— begin —
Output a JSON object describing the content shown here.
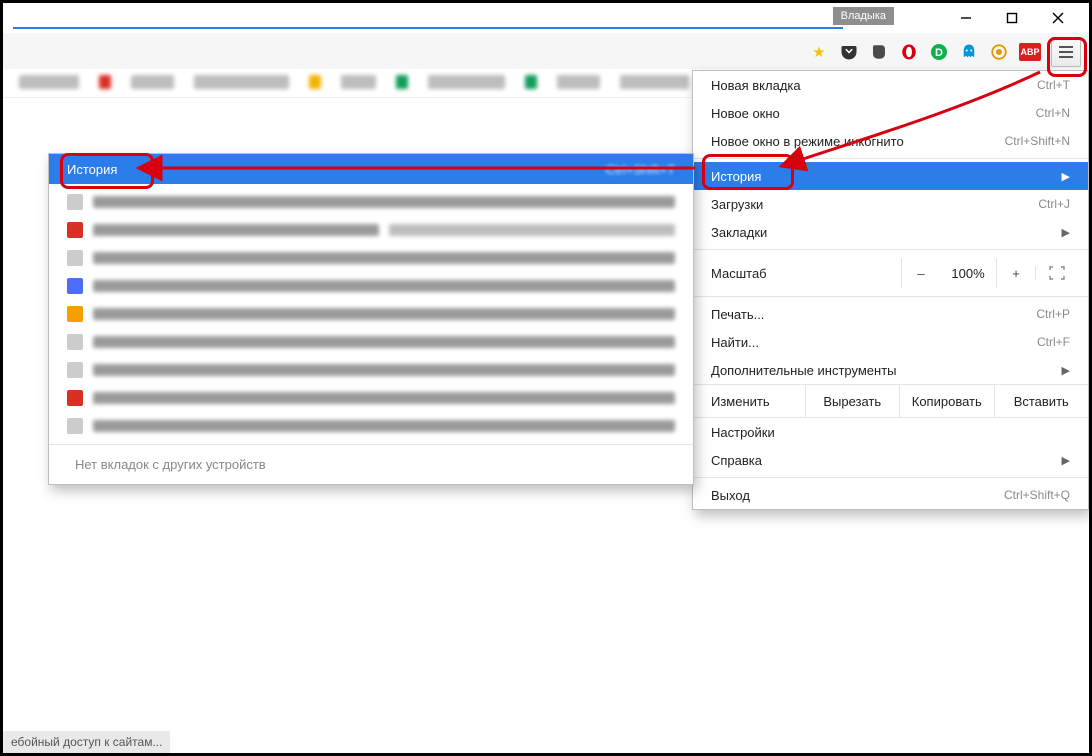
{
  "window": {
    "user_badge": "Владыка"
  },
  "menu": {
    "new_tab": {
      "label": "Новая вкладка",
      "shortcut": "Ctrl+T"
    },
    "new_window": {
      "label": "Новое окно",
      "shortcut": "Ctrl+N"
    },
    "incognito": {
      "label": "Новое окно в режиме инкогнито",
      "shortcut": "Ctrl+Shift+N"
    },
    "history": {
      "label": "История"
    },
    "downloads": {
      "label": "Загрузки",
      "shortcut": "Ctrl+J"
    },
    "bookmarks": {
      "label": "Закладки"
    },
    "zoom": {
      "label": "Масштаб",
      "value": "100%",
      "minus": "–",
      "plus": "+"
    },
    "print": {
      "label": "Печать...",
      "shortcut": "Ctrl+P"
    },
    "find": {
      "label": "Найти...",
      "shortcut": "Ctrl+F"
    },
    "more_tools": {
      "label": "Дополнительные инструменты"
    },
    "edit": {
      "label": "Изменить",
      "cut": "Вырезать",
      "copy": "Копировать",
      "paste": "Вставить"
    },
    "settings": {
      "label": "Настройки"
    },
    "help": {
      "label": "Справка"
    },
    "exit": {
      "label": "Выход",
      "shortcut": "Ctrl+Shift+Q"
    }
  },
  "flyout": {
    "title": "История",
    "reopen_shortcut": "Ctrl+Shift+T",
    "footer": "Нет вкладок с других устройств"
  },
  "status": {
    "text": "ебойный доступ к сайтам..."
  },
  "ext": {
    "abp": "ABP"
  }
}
— end —
Copy all lines from the listing that contain "Shift".

      "shortcut": "Ctrl+Shift+N"
      "shortcut": "Ctrl+Shift+Q"
    "reopen_shortcut": "Ctrl+Shift+T",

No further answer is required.